Can you reproduce the lines of the material word for word, starting with the line that contains "Patent image size: (1119, 778)." and stopping after the line that contains "The outer cover 21 is at (350, 352)."?

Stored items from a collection
* * *
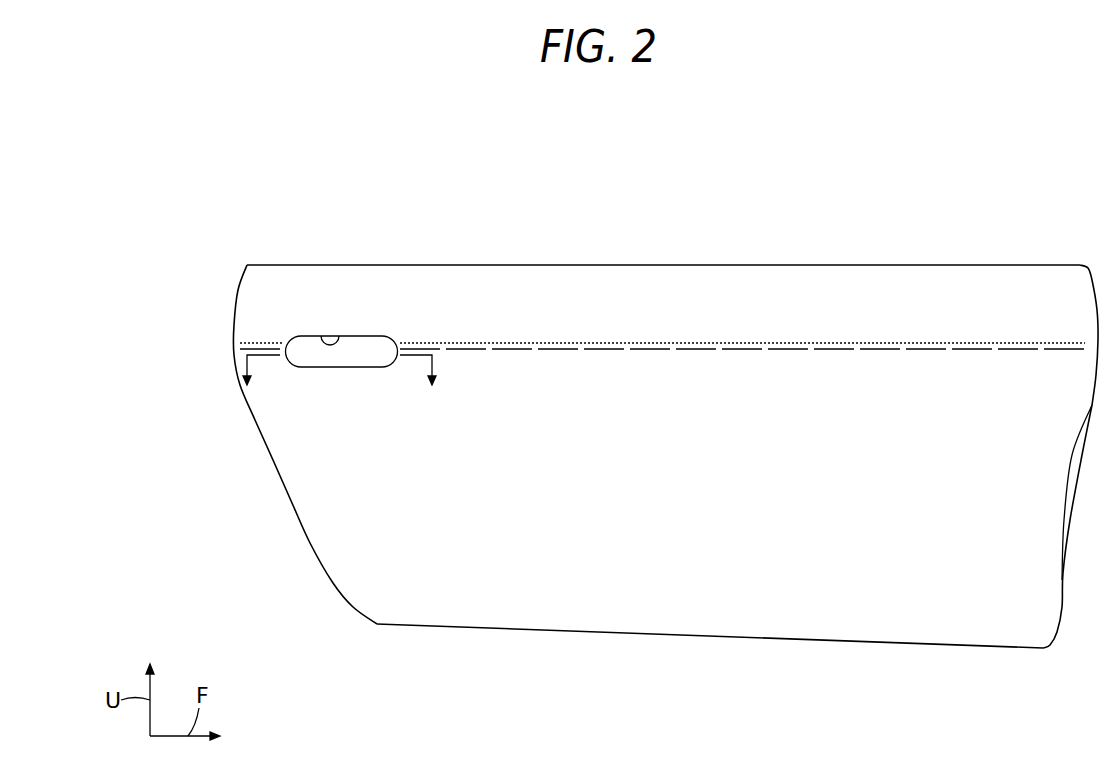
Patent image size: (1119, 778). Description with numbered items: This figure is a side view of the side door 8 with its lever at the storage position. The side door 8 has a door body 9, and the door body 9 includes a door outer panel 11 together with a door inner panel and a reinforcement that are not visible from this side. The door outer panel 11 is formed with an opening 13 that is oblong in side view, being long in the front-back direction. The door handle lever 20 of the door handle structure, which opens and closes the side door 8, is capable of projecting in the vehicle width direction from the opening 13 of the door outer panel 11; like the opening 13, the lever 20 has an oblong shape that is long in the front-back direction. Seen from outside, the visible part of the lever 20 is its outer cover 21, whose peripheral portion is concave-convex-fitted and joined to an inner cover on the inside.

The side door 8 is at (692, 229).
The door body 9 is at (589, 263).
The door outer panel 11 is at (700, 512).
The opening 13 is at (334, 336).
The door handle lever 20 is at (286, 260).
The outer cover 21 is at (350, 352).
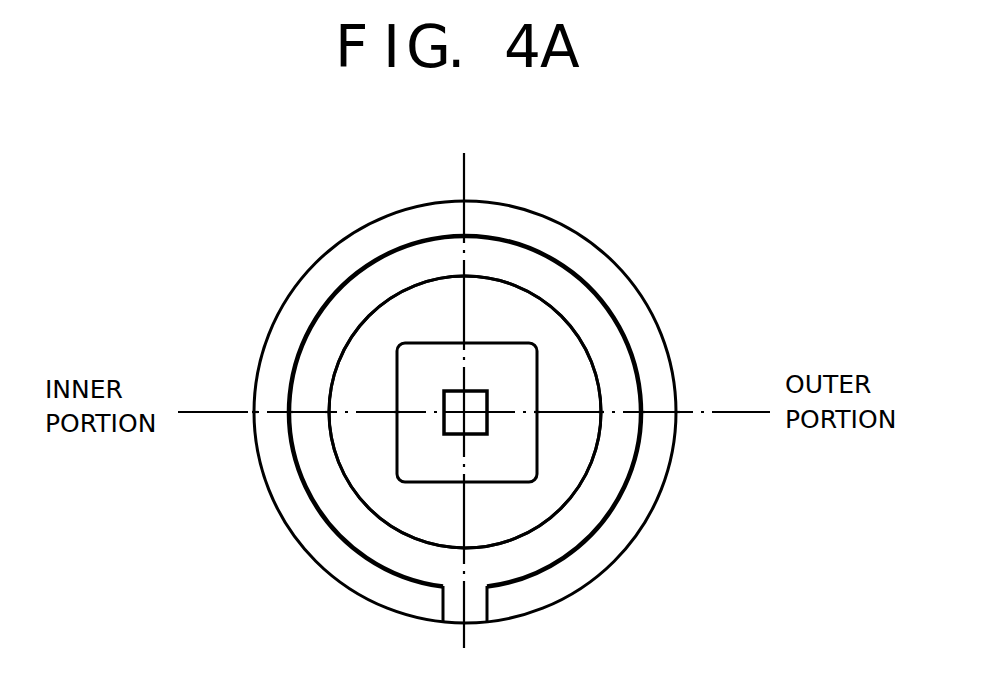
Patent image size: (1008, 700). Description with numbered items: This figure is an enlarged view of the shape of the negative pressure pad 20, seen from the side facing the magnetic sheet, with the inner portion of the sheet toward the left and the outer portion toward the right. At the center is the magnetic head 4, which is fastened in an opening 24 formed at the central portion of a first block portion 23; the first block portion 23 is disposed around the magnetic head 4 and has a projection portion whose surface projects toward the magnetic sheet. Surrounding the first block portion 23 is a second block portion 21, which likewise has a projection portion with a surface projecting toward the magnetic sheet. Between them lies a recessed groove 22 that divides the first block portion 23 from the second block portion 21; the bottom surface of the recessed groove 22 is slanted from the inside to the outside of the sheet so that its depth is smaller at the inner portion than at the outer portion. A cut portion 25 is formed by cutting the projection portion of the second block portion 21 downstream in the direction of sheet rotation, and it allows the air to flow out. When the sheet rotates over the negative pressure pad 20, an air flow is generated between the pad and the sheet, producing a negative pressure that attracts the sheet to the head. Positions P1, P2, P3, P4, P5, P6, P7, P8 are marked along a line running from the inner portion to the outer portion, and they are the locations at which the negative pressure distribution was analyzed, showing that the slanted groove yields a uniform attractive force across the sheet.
* * *
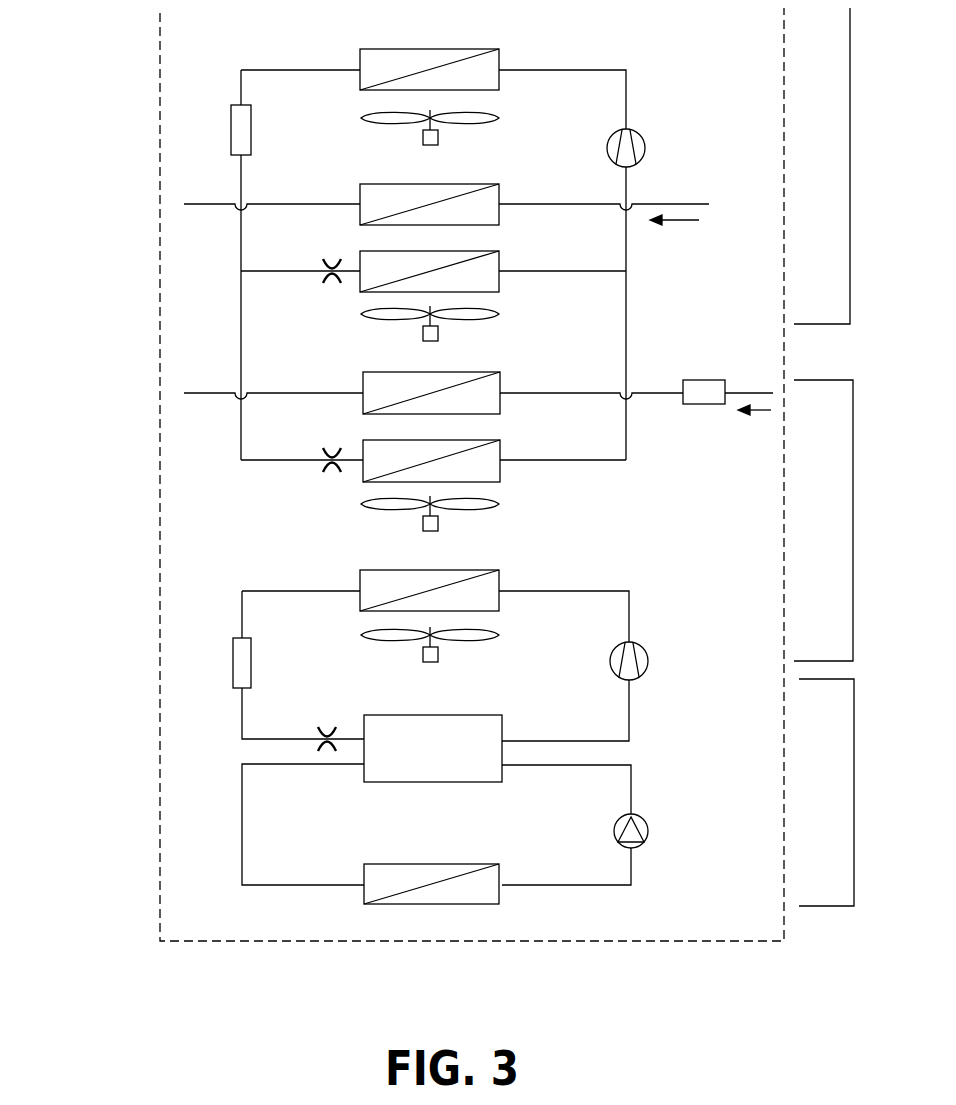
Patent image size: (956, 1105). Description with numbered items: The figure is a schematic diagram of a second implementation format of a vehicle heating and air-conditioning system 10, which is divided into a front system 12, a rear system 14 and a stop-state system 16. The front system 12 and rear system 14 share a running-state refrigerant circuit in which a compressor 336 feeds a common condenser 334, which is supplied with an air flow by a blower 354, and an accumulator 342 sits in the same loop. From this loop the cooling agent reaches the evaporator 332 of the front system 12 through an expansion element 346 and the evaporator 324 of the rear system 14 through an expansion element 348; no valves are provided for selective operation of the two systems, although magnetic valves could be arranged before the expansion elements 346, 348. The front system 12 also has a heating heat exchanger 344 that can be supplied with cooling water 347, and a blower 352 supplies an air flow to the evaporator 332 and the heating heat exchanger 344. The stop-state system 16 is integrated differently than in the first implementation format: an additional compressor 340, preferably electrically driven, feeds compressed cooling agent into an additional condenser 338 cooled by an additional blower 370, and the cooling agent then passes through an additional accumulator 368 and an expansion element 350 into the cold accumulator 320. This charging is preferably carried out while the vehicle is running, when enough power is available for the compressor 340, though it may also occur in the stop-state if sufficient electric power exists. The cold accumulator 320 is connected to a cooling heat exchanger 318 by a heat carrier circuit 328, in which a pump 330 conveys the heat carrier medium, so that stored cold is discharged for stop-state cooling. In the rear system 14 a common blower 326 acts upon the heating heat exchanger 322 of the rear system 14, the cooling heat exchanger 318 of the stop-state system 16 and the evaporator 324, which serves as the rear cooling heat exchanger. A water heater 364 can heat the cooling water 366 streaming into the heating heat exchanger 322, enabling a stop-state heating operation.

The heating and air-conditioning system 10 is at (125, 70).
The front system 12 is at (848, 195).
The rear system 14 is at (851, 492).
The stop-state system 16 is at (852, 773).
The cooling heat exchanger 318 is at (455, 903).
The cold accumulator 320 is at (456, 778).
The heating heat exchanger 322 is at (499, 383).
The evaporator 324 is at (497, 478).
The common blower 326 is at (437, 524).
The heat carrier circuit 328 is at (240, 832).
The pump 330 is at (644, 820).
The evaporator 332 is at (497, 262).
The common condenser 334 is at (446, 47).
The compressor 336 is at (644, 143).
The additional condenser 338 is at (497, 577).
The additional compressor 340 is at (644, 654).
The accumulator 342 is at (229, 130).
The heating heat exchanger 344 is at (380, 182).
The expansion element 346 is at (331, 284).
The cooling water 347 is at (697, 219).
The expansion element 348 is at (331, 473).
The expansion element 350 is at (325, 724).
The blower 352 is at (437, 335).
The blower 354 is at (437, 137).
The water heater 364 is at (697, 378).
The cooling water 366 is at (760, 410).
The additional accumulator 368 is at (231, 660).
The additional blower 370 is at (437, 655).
* * *
▶ _RESPONSE TO THE TASK_
Patent image size: (1119, 778). Description with numbered items: This figure is a side view of the side door 8 with its lever at the storage position. The side door 8 has a door body 9, and the door body 9 includes a door outer panel 11 together with a door inner panel and a reinforcement that are not visible from this side. The door outer panel 11 is formed with an opening 13 that is oblong in side view, being long in the front-back direction. The door handle lever 20 of the door handle structure, which opens and closes the side door 8, is capable of projecting in the vehicle width direction from the opening 13 of the door outer panel 11; like the opening 13, the lever 20 has an oblong shape that is long in the front-back direction. Seen from outside, the visible part of the lever 20 is its outer cover 21, whose peripheral portion is concave-convex-fitted and joined to an inner cover on the inside.

The side door 8 is at (692, 229).
The door body 9 is at (589, 263).
The door outer panel 11 is at (700, 512).
The opening 13 is at (334, 336).
The door handle lever 20 is at (286, 260).
The outer cover 21 is at (350, 352).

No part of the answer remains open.